#### Instruction:
Copy the rows below verbatim, keeping every line as it appears.

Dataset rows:
* Begin *
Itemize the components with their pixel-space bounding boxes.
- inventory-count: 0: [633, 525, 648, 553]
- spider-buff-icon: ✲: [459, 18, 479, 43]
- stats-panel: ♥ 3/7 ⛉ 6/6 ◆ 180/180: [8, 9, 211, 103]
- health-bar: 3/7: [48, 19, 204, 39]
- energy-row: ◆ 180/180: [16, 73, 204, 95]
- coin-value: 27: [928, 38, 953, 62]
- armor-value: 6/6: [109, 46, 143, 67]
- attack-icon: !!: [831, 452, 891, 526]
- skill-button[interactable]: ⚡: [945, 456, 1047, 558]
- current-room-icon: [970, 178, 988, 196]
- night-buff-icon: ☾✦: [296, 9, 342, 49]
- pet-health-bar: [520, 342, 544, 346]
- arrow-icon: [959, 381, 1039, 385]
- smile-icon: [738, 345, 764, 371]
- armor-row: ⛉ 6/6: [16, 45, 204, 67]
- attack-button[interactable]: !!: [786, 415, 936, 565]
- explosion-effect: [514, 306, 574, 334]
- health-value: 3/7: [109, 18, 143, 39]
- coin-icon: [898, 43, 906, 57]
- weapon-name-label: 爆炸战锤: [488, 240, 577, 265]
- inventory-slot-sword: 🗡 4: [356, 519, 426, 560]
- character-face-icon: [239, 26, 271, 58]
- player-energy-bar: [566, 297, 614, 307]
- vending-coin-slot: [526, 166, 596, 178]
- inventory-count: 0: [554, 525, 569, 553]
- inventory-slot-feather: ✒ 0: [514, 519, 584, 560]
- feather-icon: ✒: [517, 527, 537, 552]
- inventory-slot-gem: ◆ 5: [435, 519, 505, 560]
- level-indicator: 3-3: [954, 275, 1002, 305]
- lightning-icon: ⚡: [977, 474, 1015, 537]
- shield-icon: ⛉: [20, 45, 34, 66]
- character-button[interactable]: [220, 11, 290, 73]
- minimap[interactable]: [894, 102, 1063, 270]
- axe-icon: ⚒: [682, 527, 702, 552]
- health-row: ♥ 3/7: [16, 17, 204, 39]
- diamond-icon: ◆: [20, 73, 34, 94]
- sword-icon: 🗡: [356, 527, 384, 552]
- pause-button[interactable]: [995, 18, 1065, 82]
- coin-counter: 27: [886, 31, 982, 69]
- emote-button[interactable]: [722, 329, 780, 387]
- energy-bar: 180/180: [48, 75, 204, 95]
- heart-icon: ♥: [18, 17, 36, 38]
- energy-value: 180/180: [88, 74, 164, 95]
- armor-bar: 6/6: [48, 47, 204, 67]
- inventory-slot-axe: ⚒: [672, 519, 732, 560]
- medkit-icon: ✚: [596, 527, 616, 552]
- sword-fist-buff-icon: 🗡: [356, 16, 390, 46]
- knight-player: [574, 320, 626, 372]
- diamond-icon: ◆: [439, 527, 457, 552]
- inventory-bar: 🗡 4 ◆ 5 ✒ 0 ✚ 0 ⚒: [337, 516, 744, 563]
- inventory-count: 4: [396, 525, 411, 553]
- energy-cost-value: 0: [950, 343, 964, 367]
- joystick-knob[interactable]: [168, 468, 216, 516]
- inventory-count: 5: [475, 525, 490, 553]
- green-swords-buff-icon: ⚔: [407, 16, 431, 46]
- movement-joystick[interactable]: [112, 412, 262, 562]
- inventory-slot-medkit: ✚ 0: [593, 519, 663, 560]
* End *
#### The answer:
Itemize the components with their pixel-space bounding boxes.
- inventory-count: 0: [633, 525, 648, 553]
- spider-buff-icon: ✲: [459, 18, 479, 43]
- stats-panel: ♥ 3/7 ⛉ 6/6 ◆ 180/180: [8, 9, 211, 103]
- health-bar: 3/7: [48, 19, 204, 39]
- energy-row: ◆ 180/180: [16, 73, 204, 95]
- coin-value: 27: [928, 38, 953, 62]
- armor-value: 6/6: [109, 46, 143, 67]
- attack-icon: !!: [831, 452, 891, 526]
- skill-button[interactable]: ⚡: [945, 456, 1047, 558]
- current-room-icon: [970, 178, 988, 196]
- night-buff-icon: ☾✦: [296, 9, 342, 49]
- pet-health-bar: [520, 342, 544, 346]
- arrow-icon: [959, 381, 1039, 385]
- smile-icon: [738, 345, 764, 371]
- armor-row: ⛉ 6/6: [16, 45, 204, 67]
- attack-button[interactable]: !!: [786, 415, 936, 565]
- explosion-effect: [514, 306, 574, 334]
- health-value: 3/7: [109, 18, 143, 39]
- coin-icon: [898, 43, 906, 57]
- weapon-name-label: 爆炸战锤: [488, 240, 577, 265]
- inventory-slot-sword: 🗡 4: [356, 519, 426, 560]
- character-face-icon: [239, 26, 271, 58]
- player-energy-bar: [566, 297, 614, 307]
- vending-coin-slot: [526, 166, 596, 178]
- inventory-count: 0: [554, 525, 569, 553]
- inventory-slot-feather: ✒ 0: [514, 519, 584, 560]
- feather-icon: ✒: [517, 527, 537, 552]
- inventory-slot-gem: ◆ 5: [435, 519, 505, 560]
- level-indicator: 3-3: [954, 275, 1002, 305]
- lightning-icon: ⚡: [977, 474, 1015, 537]
- shield-icon: ⛉: [20, 45, 34, 66]
- character-button[interactable]: [220, 11, 290, 73]
- minimap[interactable]: [894, 102, 1063, 270]
- axe-icon: ⚒: [682, 527, 702, 552]
- health-row: ♥ 3/7: [16, 17, 204, 39]
- diamond-icon: ◆: [20, 73, 34, 94]
- sword-icon: 🗡: [356, 527, 384, 552]
- pause-button[interactable]: [995, 18, 1065, 82]
- coin-counter: 27: [886, 31, 982, 69]
- emote-button[interactable]: [722, 329, 780, 387]
- energy-bar: 180/180: [48, 75, 204, 95]
- heart-icon: ♥: [18, 17, 36, 38]
- energy-value: 180/180: [88, 74, 164, 95]
- armor-bar: 6/6: [48, 47, 204, 67]
- inventory-slot-axe: ⚒: [672, 519, 732, 560]
- medkit-icon: ✚: [596, 527, 616, 552]
- sword-fist-buff-icon: 🗡: [356, 16, 390, 46]
- knight-player: [574, 320, 626, 372]
- diamond-icon: ◆: [439, 527, 457, 552]
- inventory-bar: 🗡 4 ◆ 5 ✒ 0 ✚ 0 ⚒: [337, 516, 744, 563]
- inventory-count: 4: [396, 525, 411, 553]
- energy-cost-value: 0: [950, 343, 964, 367]
- joystick-knob[interactable]: [168, 468, 216, 516]
- inventory-count: 5: [475, 525, 490, 553]
- green-swords-buff-icon: ⚔: [407, 16, 431, 46]
- movement-joystick[interactable]: [112, 412, 262, 562]
- inventory-slot-medkit: ✚ 0: [593, 519, 663, 560]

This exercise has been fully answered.